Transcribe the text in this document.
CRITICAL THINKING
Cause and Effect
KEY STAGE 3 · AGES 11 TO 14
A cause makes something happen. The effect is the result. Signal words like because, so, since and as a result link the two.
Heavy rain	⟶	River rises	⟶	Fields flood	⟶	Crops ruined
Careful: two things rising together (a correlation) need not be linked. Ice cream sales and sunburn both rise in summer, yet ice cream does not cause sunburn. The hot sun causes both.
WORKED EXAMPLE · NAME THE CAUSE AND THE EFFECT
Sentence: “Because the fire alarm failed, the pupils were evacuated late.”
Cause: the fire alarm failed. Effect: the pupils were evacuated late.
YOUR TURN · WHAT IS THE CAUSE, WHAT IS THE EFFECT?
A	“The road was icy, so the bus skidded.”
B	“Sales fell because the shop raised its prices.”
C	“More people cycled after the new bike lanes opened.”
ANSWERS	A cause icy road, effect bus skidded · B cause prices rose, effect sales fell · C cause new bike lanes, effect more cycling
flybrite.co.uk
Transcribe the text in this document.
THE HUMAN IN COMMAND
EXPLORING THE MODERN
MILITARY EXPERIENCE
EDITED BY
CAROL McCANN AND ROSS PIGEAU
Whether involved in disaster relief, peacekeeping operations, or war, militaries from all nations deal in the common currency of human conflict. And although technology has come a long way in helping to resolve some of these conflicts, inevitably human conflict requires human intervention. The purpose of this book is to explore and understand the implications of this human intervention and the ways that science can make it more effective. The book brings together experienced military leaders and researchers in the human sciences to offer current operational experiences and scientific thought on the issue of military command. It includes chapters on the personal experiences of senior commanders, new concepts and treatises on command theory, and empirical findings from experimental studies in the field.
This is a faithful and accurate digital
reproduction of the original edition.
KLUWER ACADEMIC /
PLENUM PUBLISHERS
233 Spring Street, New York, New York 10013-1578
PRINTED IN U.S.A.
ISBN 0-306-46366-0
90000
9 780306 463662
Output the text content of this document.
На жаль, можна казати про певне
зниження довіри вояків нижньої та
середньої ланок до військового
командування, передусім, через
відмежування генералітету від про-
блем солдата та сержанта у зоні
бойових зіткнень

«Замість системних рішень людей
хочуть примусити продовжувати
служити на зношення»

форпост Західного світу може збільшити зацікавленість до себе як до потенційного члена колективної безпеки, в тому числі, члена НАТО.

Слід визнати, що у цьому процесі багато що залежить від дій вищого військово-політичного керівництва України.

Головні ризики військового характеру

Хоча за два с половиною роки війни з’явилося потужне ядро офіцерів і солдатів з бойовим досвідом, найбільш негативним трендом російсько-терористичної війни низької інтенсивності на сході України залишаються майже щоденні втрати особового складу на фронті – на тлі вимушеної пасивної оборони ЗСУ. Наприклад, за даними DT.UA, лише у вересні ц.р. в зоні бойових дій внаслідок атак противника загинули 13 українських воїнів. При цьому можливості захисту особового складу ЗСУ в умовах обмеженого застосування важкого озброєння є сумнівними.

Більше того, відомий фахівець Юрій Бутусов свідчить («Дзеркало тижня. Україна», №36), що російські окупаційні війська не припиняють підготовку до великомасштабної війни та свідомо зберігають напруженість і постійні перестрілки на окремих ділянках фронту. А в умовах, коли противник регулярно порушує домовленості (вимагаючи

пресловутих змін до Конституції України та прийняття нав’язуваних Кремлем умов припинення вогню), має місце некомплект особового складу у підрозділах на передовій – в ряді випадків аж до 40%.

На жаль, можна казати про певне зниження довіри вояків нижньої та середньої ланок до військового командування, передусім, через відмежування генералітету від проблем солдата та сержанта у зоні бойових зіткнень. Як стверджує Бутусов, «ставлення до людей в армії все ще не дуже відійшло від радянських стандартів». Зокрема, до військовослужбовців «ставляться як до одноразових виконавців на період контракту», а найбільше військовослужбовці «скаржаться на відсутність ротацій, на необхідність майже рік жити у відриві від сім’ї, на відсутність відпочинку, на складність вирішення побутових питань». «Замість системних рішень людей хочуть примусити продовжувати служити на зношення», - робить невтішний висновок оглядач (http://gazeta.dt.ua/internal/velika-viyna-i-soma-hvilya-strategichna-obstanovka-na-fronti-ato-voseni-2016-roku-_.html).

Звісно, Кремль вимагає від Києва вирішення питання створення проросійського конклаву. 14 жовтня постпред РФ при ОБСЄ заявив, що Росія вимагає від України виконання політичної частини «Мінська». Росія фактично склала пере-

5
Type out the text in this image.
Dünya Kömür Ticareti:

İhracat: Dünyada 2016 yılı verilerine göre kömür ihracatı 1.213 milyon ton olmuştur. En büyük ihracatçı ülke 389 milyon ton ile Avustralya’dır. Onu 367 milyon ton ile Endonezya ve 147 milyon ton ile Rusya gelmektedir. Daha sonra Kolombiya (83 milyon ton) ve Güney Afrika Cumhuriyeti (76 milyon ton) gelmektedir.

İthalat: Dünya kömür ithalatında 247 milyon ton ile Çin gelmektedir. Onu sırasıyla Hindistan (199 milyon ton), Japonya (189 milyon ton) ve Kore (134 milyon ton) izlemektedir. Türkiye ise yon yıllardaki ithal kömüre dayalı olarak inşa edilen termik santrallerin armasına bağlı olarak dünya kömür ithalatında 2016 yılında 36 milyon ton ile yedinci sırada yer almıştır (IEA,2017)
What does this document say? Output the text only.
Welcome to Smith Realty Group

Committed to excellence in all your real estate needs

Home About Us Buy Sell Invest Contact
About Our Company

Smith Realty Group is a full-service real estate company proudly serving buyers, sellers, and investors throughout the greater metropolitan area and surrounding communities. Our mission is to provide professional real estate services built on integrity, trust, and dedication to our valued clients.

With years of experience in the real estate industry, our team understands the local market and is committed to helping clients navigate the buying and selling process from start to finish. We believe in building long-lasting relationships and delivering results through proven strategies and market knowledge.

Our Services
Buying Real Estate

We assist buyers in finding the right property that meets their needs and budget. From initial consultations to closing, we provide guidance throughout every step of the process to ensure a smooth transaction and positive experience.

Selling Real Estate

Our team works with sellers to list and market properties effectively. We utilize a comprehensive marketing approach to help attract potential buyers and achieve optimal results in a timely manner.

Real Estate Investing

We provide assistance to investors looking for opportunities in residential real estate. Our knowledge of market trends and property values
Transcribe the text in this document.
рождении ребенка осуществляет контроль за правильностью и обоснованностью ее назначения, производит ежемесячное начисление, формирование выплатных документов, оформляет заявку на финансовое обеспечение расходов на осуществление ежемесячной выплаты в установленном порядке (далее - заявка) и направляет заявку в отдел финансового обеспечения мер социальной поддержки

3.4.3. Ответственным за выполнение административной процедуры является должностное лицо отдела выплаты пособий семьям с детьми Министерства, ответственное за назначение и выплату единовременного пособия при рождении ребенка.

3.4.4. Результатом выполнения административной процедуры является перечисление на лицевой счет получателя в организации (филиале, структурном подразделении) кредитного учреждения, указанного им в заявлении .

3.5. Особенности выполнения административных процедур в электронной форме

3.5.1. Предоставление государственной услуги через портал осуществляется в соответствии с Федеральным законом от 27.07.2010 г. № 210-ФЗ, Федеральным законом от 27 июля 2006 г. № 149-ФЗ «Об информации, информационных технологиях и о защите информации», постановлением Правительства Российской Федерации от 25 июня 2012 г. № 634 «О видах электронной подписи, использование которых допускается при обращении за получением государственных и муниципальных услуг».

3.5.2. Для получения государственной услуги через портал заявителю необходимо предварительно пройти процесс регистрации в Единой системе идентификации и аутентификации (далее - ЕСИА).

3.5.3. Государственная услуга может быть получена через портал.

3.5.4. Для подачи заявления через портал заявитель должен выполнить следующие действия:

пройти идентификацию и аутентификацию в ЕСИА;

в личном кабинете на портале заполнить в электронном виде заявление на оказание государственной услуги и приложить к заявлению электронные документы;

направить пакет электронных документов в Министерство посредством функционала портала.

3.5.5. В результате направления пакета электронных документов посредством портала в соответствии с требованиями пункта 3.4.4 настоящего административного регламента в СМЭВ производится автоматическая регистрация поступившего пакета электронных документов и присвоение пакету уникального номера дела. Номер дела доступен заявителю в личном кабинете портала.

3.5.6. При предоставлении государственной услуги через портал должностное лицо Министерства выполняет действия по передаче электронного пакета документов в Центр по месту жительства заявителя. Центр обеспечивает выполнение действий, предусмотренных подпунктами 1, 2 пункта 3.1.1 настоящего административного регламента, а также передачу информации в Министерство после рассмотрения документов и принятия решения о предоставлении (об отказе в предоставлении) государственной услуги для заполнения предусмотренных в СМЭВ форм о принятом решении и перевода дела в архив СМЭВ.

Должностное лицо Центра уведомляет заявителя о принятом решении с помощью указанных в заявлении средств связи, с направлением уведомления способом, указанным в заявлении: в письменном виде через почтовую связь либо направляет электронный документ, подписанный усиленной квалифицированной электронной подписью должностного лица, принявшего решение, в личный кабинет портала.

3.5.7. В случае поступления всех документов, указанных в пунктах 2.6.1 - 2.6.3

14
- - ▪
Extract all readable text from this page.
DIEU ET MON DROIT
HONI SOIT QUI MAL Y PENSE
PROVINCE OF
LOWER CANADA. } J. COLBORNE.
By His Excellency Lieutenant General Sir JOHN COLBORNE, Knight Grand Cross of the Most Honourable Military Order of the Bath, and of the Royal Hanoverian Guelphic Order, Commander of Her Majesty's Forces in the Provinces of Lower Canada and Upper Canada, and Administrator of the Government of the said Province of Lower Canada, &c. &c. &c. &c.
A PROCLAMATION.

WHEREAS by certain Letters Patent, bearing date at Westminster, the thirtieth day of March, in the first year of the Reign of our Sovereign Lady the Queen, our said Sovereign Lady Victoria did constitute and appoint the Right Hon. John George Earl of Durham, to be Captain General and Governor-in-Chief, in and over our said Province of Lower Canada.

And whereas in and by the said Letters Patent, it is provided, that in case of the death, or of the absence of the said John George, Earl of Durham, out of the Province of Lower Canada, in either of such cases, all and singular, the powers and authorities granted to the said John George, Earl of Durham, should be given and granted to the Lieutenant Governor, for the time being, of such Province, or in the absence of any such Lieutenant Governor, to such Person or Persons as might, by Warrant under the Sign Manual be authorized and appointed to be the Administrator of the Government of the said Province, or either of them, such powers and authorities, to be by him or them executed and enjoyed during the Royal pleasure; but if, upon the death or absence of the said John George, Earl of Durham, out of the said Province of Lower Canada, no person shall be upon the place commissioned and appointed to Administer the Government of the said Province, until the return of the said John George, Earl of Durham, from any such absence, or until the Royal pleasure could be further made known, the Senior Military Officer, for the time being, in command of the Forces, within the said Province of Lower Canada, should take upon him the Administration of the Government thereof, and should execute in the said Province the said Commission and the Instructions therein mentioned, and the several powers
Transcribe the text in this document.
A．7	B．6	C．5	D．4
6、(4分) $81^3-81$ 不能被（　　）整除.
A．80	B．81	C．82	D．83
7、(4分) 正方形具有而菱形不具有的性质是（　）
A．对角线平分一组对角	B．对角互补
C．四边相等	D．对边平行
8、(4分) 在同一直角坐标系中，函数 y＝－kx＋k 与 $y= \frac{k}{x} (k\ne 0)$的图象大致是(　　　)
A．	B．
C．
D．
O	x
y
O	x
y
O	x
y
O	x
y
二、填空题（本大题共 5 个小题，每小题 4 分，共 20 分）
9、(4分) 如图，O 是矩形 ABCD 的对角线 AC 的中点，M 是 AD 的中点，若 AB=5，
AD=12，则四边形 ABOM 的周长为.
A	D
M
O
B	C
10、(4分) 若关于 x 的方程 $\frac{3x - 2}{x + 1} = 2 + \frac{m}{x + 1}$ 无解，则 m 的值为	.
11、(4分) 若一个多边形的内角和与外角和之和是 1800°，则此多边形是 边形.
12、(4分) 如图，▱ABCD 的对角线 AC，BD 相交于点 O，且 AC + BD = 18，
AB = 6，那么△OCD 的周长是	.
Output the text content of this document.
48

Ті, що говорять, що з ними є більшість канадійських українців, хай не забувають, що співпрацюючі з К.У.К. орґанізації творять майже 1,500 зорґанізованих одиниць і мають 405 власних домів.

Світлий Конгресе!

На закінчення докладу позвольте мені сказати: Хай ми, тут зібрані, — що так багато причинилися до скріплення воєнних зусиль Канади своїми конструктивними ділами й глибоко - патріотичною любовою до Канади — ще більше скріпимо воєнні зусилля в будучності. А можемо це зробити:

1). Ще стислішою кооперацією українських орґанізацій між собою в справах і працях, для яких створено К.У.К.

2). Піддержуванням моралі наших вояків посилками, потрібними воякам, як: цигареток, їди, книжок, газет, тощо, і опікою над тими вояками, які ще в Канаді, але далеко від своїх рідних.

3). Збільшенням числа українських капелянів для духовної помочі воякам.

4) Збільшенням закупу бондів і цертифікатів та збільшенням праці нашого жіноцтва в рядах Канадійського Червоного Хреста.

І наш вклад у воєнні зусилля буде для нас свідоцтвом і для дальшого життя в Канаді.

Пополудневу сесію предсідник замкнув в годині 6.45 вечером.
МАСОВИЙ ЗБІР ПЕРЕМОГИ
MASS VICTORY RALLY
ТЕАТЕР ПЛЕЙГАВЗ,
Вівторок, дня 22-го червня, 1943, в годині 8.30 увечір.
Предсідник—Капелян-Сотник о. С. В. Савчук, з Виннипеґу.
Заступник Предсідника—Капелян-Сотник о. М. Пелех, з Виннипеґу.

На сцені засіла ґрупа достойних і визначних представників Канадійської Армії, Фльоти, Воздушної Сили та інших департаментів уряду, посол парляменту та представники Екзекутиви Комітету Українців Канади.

Goal:
Write down every line of the data above that includes the string "административного".

Response to this task:
3.5.5. В результате направления пакета электронных документов посредством портала в соответствии с требованиями пункта 3.4.4 настоящего административного регламента в СМЭВ производится автоматическая регистрация поступившего пакета электронных документов и присвоение пакету уникального номера дела. Номер дела доступен заявителю в личном кабинете портала.
3.5.6. При предоставлении государственной услуги через портал должностное лицо Министерства выполняет действия по передаче электронного пакета документов в Центр по месту жительства заявителя. Центр обеспечивает выполнение действий, предусмотренных подпунктами 1, 2 пункта 3.1.1 настоящего административного регламента, а также передачу информации в Министерство после рассмотрения документов и принятия решения о предоставлении (об отказе в предоставлении) государственной услуги для заполнения предусмотренных в СМЭВ форм о принятом решении и перевода дела в архив СМЭВ.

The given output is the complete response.